:: Dataset extract ::
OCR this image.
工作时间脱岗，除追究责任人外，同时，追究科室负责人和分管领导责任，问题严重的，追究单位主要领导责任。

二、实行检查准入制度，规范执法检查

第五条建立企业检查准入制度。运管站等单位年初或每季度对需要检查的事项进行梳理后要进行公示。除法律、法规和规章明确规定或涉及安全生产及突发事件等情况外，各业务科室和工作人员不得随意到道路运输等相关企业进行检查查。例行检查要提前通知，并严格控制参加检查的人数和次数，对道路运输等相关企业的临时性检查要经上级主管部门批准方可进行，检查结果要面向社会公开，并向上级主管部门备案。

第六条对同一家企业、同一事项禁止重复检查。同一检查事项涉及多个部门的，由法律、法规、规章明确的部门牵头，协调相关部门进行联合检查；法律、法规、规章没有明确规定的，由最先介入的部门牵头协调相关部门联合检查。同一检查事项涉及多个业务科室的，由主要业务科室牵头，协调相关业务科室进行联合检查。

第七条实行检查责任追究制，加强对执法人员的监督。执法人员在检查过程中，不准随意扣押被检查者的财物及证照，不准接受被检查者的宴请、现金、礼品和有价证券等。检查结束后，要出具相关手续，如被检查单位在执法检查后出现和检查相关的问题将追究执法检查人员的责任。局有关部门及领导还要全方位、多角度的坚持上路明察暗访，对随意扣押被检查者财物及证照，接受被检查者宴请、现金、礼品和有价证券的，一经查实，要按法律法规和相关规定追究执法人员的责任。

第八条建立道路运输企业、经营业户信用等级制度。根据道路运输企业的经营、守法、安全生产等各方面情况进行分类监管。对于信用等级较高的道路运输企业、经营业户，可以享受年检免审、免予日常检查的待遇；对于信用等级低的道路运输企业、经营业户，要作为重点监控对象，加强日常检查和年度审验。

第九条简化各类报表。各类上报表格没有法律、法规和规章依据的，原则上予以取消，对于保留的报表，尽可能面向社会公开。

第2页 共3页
:::
What the exercise asks
Repeat all the entries word for word.

The completed task
OCR this image.
工作时间脱岗，除追究责任人外，同时，追究科室负责人和分管领导责任，问题严重的，追究单位主要领导责任。

二、实行检查准入制度，规范执法检查

第五条建立企业检查准入制度。运管站等单位年初或每季度对需要检查的事项进行梳理后要进行公示。除法律、法规和规章明确规定或涉及安全生产及突发事件等情况外，各业务科室和工作人员不得随意到道路运输等相关企业进行检查查。例行检查要提前通知，并严格控制参加检查的人数和次数，对道路运输等相关企业的临时性检查要经上级主管部门批准方可进行，检查结果要面向社会公开，并向上级主管部门备案。

第六条对同一家企业、同一事项禁止重复检查。同一检查事项涉及多个部门的，由法律、法规、规章明确的部门牵头，协调相关部门进行联合检查；法律、法规、规章没有明确规定的，由最先介入的部门牵头协调相关部门联合检查。同一检查事项涉及多个业务科室的，由主要业务科室牵头，协调相关业务科室进行联合检查。

第七条实行检查责任追究制，加强对执法人员的监督。执法人员在检查过程中，不准随意扣押被检查者的财物及证照，不准接受被检查者的宴请、现金、礼品和有价证券等。检查结束后，要出具相关手续，如被检查单位在执法检查后出现和检查相关的问题将追究执法检查人员的责任。局有关部门及领导还要全方位、多角度的坚持上路明察暗访，对随意扣押被检查者财物及证照，接受被检查者宴请、现金、礼品和有价证券的，一经查实，要按法律法规和相关规定追究执法人员的责任。

第八条建立道路运输企业、经营业户信用等级制度。根据道路运输企业的经营、守法、安全生产等各方面情况进行分类监管。对于信用等级较高的道路运输企业、经营业户，可以享受年检免审、免予日常检查的待遇；对于信用等级低的道路运输企业、经营业户，要作为重点监控对象，加强日常检查和年度审验。

第九条简化各类报表。各类上报表格没有法律、法规和规章依据的，原则上予以取消，对于保留的报表，尽可能面向社会公开。

第2页 共3页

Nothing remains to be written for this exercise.